- DATA IN THIS EXERCISE -
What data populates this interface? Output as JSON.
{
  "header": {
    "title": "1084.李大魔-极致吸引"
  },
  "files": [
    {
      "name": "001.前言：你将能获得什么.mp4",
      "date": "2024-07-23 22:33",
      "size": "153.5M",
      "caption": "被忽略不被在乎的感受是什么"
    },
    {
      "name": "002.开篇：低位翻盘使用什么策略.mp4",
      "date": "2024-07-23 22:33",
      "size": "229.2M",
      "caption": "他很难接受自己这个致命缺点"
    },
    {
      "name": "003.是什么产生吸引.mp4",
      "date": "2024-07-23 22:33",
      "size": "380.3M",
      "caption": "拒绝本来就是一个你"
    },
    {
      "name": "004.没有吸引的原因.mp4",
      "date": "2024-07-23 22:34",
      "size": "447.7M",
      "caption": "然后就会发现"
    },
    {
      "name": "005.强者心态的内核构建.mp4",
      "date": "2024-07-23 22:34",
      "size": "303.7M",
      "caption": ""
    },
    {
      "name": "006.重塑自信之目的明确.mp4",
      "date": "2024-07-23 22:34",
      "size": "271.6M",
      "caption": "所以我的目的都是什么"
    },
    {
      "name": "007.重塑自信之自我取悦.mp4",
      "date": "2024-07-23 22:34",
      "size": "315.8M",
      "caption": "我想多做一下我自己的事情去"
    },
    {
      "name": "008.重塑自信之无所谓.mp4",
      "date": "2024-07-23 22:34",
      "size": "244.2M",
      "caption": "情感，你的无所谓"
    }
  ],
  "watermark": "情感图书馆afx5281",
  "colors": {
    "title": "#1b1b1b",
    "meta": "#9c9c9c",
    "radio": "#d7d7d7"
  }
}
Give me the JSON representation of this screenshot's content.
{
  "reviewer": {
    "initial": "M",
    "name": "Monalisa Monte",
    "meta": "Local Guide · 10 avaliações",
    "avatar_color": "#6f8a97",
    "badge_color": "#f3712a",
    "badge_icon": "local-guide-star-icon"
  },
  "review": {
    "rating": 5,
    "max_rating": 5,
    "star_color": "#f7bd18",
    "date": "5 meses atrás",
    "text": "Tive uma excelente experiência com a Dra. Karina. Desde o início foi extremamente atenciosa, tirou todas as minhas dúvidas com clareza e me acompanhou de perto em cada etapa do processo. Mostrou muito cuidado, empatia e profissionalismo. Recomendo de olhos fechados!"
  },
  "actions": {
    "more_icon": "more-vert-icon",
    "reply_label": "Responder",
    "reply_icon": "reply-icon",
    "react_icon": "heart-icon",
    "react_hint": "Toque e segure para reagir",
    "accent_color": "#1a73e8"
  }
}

- TASK TO COMPLETE -
Exact copies of all the records are required.

- THE RESPONSE -
What data populates this interface? Output as JSON.
{
  "header": {
    "title": "1084.李大魔-极致吸引"
  },
  "files": [
    {
      "name": "001.前言：你将能获得什么.mp4",
      "date": "2024-07-23 22:33",
      "size": "153.5M",
      "caption": "被忽略不被在乎的感受是什么"
    },
    {
      "name": "002.开篇：低位翻盘使用什么策略.mp4",
      "date": "2024-07-23 22:33",
      "size": "229.2M",
      "caption": "他很难接受自己这个致命缺点"
    },
    {
      "name": "003.是什么产生吸引.mp4",
      "date": "2024-07-23 22:33",
      "size": "380.3M",
      "caption": "拒绝本来就是一个你"
    },
    {
      "name": "004.没有吸引的原因.mp4",
      "date": "2024-07-23 22:34",
      "size": "447.7M",
      "caption": "然后就会发现"
    },
    {
      "name": "005.强者心态的内核构建.mp4",
      "date": "2024-07-23 22:34",
      "size": "303.7M",
      "caption": ""
    },
    {
      "name": "006.重塑自信之目的明确.mp4",
      "date": "2024-07-23 22:34",
      "size": "271.6M",
      "caption": "所以我的目的都是什么"
    },
    {
      "name": "007.重塑自信之自我取悦.mp4",
      "date": "2024-07-23 22:34",
      "size": "315.8M",
      "caption": "我想多做一下我自己的事情去"
    },
    {
      "name": "008.重塑自信之无所谓.mp4",
      "date": "2024-07-23 22:34",
      "size": "244.2M",
      "caption": "情感，你的无所谓"
    }
  ],
  "watermark": "情感图书馆afx5281",
  "colors": {
    "title": "#1b1b1b",
    "meta": "#9c9c9c",
    "radio": "#d7d7d7"
  }
}
Give me the JSON representation of this screenshot's content.
{
  "reviewer": {
    "initial": "M",
    "name": "Monalisa Monte",
    "meta": "Local Guide · 10 avaliações",
    "avatar_color": "#6f8a97",
    "badge_color": "#f3712a",
    "badge_icon": "local-guide-star-icon"
  },
  "review": {
    "rating": 5,
    "max_rating": 5,
    "star_color": "#f7bd18",
    "date": "5 meses atrás",
    "text": "Tive uma excelente experiência com a Dra. Karina. Desde o início foi extremamente atenciosa, tirou todas as minhas dúvidas com clareza e me acompanhou de perto em cada etapa do processo. Mostrou muito cuidado, empatia e profissionalismo. Recomendo de olhos fechados!"
  },
  "actions": {
    "more_icon": "more-vert-icon",
    "reply_label": "Responder",
    "reply_icon": "reply-icon",
    "react_icon": "heart-icon",
    "react_hint": "Toque e segure para reagir",
    "accent_color": "#1a73e8"
  }
}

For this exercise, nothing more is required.